** Directions for this task **
In the material below, count the lines with the word "listings" and state that number only.

** Records for the task **

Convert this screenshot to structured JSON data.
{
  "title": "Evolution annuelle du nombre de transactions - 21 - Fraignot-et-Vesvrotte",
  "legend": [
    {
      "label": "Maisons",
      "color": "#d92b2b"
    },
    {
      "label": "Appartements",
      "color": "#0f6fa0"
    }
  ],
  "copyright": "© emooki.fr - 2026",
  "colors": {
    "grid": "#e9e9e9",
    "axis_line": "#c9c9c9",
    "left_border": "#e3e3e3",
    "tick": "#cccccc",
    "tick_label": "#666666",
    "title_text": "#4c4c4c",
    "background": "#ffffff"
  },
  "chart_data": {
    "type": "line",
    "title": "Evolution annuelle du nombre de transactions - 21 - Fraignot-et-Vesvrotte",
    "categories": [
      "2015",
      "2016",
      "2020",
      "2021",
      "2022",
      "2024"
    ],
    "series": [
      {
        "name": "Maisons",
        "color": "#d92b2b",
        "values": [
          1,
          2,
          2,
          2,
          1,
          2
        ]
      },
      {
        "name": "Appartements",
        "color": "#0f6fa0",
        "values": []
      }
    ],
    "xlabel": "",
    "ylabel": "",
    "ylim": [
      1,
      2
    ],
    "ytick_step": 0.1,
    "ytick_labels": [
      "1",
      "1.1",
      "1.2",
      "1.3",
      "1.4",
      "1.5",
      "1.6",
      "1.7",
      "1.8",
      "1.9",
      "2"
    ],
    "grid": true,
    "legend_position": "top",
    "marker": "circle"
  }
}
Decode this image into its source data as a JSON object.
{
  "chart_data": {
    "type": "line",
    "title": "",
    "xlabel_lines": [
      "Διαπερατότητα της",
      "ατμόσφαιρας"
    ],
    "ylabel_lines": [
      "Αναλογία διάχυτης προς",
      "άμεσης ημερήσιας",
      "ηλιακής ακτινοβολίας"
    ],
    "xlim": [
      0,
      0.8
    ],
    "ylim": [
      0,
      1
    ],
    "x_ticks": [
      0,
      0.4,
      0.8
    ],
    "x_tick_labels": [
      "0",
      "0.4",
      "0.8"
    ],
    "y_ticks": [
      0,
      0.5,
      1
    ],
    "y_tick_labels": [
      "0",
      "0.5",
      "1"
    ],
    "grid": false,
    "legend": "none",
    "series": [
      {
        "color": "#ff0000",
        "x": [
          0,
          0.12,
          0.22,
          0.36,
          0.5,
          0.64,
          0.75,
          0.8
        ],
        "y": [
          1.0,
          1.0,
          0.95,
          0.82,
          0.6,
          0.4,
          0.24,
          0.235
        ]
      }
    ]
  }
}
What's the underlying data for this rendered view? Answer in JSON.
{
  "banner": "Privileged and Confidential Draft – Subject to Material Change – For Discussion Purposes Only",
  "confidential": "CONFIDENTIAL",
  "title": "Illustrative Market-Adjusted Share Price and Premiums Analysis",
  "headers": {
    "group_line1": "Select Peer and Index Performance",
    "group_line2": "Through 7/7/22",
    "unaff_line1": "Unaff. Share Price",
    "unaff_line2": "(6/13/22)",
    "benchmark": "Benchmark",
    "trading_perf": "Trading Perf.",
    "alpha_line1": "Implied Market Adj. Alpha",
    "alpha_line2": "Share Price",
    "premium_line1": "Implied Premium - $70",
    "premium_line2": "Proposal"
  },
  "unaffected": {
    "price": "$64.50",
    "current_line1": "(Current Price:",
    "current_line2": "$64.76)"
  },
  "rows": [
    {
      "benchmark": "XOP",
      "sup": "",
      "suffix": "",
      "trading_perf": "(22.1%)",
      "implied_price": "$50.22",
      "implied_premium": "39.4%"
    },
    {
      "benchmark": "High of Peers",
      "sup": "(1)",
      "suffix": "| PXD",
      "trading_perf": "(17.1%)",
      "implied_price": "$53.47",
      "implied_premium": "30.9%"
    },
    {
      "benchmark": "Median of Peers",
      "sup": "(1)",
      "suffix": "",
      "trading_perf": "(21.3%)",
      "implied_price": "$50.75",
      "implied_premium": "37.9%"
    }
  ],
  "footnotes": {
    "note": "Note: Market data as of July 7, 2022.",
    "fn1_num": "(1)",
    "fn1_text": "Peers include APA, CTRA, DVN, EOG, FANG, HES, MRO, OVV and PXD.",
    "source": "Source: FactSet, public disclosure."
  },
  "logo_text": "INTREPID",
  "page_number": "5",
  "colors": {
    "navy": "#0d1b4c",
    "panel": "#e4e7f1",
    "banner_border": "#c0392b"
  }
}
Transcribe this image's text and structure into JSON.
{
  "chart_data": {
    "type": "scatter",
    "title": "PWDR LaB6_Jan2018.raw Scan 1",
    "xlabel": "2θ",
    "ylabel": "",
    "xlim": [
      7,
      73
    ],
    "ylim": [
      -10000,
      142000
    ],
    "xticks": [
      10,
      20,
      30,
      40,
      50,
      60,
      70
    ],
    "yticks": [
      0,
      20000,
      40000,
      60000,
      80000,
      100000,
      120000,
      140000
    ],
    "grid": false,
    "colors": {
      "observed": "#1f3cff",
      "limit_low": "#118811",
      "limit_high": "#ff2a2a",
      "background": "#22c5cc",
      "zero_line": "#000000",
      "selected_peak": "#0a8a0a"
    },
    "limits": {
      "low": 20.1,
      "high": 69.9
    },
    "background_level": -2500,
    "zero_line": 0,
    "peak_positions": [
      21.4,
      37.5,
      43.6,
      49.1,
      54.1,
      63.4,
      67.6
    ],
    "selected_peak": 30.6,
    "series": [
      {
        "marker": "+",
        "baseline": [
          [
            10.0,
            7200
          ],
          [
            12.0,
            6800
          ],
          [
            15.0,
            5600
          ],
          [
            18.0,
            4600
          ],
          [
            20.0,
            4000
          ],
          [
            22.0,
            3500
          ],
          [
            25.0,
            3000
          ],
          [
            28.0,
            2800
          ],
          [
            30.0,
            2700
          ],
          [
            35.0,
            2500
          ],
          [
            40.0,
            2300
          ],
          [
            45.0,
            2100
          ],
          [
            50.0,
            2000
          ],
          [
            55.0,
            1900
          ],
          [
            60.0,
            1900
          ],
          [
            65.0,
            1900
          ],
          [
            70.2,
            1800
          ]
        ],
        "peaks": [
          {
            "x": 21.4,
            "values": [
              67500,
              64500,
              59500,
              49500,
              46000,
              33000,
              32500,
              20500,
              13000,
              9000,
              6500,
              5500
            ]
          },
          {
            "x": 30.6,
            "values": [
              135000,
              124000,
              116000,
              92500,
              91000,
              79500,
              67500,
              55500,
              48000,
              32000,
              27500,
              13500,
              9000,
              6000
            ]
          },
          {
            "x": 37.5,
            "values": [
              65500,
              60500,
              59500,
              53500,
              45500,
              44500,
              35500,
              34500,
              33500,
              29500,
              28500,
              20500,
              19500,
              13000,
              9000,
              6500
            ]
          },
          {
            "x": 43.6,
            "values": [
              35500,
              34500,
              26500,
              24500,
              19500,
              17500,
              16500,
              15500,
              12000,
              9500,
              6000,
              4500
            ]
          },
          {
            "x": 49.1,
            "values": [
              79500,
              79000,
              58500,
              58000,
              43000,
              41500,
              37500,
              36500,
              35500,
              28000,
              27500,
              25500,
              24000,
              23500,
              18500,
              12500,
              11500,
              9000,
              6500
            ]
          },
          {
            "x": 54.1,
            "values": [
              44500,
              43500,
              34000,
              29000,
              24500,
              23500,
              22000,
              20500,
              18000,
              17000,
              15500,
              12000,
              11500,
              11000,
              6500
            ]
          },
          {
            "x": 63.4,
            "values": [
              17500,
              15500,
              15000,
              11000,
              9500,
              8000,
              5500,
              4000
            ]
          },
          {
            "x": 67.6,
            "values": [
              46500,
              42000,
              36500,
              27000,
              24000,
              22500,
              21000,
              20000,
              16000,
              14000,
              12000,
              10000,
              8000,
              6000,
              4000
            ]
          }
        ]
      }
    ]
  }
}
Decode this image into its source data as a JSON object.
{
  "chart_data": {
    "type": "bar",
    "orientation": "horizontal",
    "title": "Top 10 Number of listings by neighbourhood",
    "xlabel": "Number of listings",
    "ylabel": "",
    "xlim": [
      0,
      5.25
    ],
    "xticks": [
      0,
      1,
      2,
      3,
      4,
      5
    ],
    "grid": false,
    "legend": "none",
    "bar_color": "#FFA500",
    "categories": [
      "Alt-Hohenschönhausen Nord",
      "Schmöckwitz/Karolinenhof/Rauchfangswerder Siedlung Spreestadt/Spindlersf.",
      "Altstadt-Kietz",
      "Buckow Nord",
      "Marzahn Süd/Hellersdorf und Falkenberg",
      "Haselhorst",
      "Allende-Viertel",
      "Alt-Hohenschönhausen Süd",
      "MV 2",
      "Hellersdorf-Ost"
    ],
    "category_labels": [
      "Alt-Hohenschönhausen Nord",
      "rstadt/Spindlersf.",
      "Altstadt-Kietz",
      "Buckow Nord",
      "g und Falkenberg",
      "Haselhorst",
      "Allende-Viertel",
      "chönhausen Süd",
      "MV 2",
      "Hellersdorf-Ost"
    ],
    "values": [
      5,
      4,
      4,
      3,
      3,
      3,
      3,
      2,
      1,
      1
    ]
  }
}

** Finished task **
2